» **Provided entries**
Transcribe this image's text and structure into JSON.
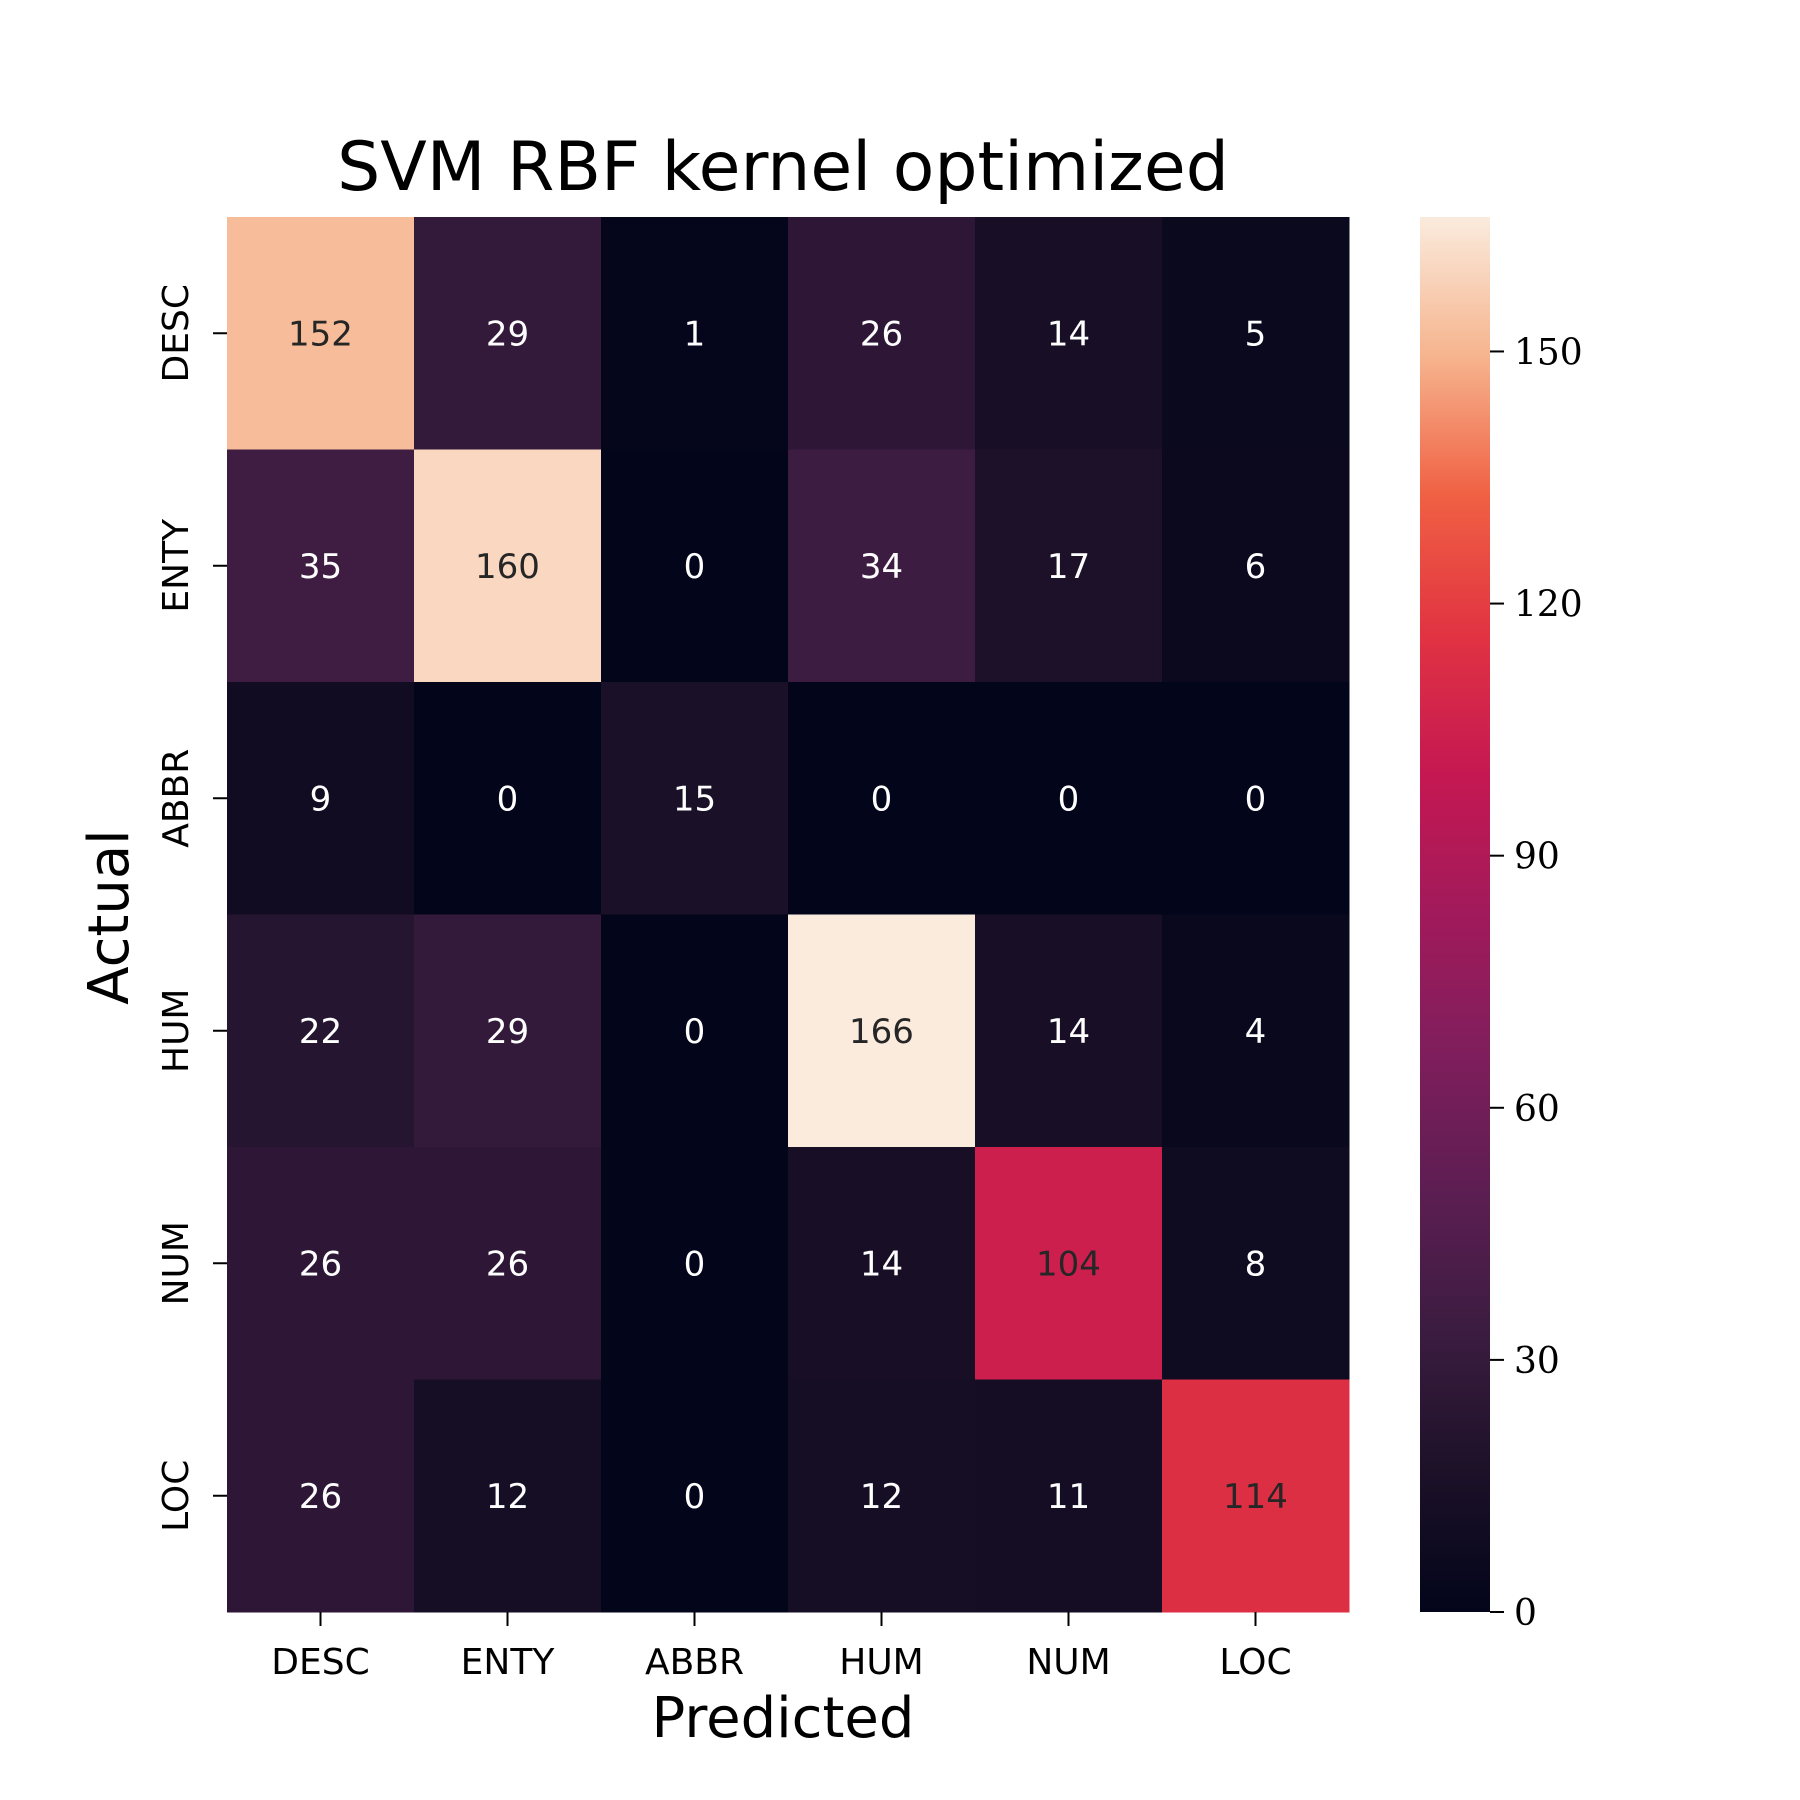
{
  "chart_data": {
    "type": "heatmap",
    "title": "SVM RBF kernel optimized",
    "xlabel": "Predicted",
    "ylabel": "Actual",
    "x_categories": [
      "DESC",
      "ENTY",
      "ABBR",
      "HUM",
      "NUM",
      "LOC"
    ],
    "y_categories": [
      "DESC",
      "ENTY",
      "ABBR",
      "HUM",
      "NUM",
      "LOC"
    ],
    "values": [
      [
        152,
        29,
        1,
        26,
        14,
        5
      ],
      [
        35,
        160,
        0,
        34,
        17,
        6
      ],
      [
        9,
        0,
        15,
        0,
        0,
        0
      ],
      [
        22,
        29,
        0,
        166,
        14,
        4
      ],
      [
        26,
        26,
        0,
        14,
        104,
        8
      ],
      [
        26,
        12,
        0,
        12,
        11,
        114
      ]
    ],
    "colorbar": {
      "colormap": "rocket",
      "range": [
        0,
        166
      ],
      "ticks": [
        0,
        30,
        60,
        90,
        120,
        150
      ]
    }
  }
}
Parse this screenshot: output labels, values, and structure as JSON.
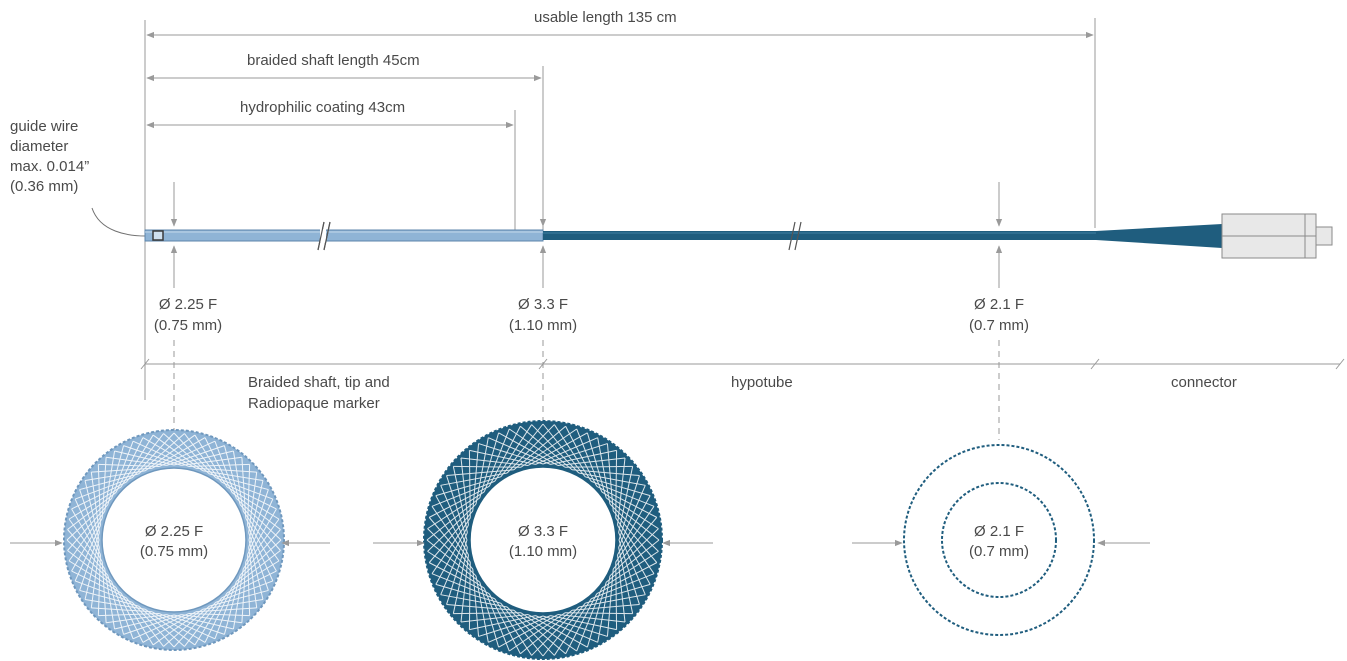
{
  "colors": {
    "braided_shaft": "#8fb4d6",
    "braided_shaft_dark": "#6f98be",
    "hypotube": "#1f5d7e",
    "connector_body": "#e8e8e8",
    "connector_taper": "#1f5d7e",
    "line": "#9a9a9a",
    "text": "#4a4a4a"
  },
  "dimensions": {
    "usable_length": "usable length 135 cm",
    "braided_shaft_length": "braided shaft length 45cm",
    "hydrophilic_coating": "hydrophilic coating 43cm"
  },
  "guide_wire": {
    "line1": "guide wire",
    "line2": "diameter",
    "line3": "max. 0.014”",
    "line4": "(0.36 mm)"
  },
  "callouts": [
    {
      "diameter": "Ø 2.25 F",
      "mm": "(0.75 mm)"
    },
    {
      "diameter": "Ø 3.3 F",
      "mm": "(1.10 mm)"
    },
    {
      "diameter": "Ø 2.1 F",
      "mm": "(0.7 mm)"
    }
  ],
  "sections": {
    "braided_line1": "Braided shaft, tip and",
    "braided_line2": "Radiopaque marker",
    "hypotube": "hypotube",
    "connector": "connector"
  },
  "cross_sections": [
    {
      "diameter": "Ø 2.25 F",
      "mm": "(0.75 mm)",
      "style": "braided-light"
    },
    {
      "diameter": "Ø 3.3 F",
      "mm": "(1.10 mm)",
      "style": "braided-dark"
    },
    {
      "diameter": "Ø 2.1 F",
      "mm": "(0.7 mm)",
      "style": "hypotube-dashed"
    }
  ]
}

» **Stated exercise**
All of the lines above should be printed exactly, minus the pictures.

» **Solution to the exercise**
Transcribe this image's text and structure into JSON.
{
  "chart_data": {
    "type": "heatmap",
    "title": "SVM RBF kernel optimized",
    "xlabel": "Predicted",
    "ylabel": "Actual",
    "x_categories": [
      "DESC",
      "ENTY",
      "ABBR",
      "HUM",
      "NUM",
      "LOC"
    ],
    "y_categories": [
      "DESC",
      "ENTY",
      "ABBR",
      "HUM",
      "NUM",
      "LOC"
    ],
    "values": [
      [
        152,
        29,
        1,
        26,
        14,
        5
      ],
      [
        35,
        160,
        0,
        34,
        17,
        6
      ],
      [
        9,
        0,
        15,
        0,
        0,
        0
      ],
      [
        22,
        29,
        0,
        166,
        14,
        4
      ],
      [
        26,
        26,
        0,
        14,
        104,
        8
      ],
      [
        26,
        12,
        0,
        12,
        11,
        114
      ]
    ],
    "colorbar": {
      "colormap": "rocket",
      "range": [
        0,
        166
      ],
      "ticks": [
        0,
        30,
        60,
        90,
        120,
        150
      ]
    }
  }
}
Parse this screenshot: output labels, values, and structure as JSON.
{
  "colors": {
    "braided_shaft": "#8fb4d6",
    "braided_shaft_dark": "#6f98be",
    "hypotube": "#1f5d7e",
    "connector_body": "#e8e8e8",
    "connector_taper": "#1f5d7e",
    "line": "#9a9a9a",
    "text": "#4a4a4a"
  },
  "dimensions": {
    "usable_length": "usable length 135 cm",
    "braided_shaft_length": "braided shaft length 45cm",
    "hydrophilic_coating": "hydrophilic coating 43cm"
  },
  "guide_wire": {
    "line1": "guide wire",
    "line2": "diameter",
    "line3": "max. 0.014”",
    "line4": "(0.36 mm)"
  },
  "callouts": [
    {
      "diameter": "Ø 2.25 F",
      "mm": "(0.75 mm)"
    },
    {
      "diameter": "Ø 3.3 F",
      "mm": "(1.10 mm)"
    },
    {
      "diameter": "Ø 2.1 F",
      "mm": "(0.7 mm)"
    }
  ],
  "sections": {
    "braided_line1": "Braided shaft, tip and",
    "braided_line2": "Radiopaque marker",
    "hypotube": "hypotube",
    "connector": "connector"
  },
  "cross_sections": [
    {
      "diameter": "Ø 2.25 F",
      "mm": "(0.75 mm)",
      "style": "braided-light"
    },
    {
      "diameter": "Ø 3.3 F",
      "mm": "(1.10 mm)",
      "style": "braided-dark"
    },
    {
      "diameter": "Ø 2.1 F",
      "mm": "(0.7 mm)",
      "style": "hypotube-dashed"
    }
  ]
}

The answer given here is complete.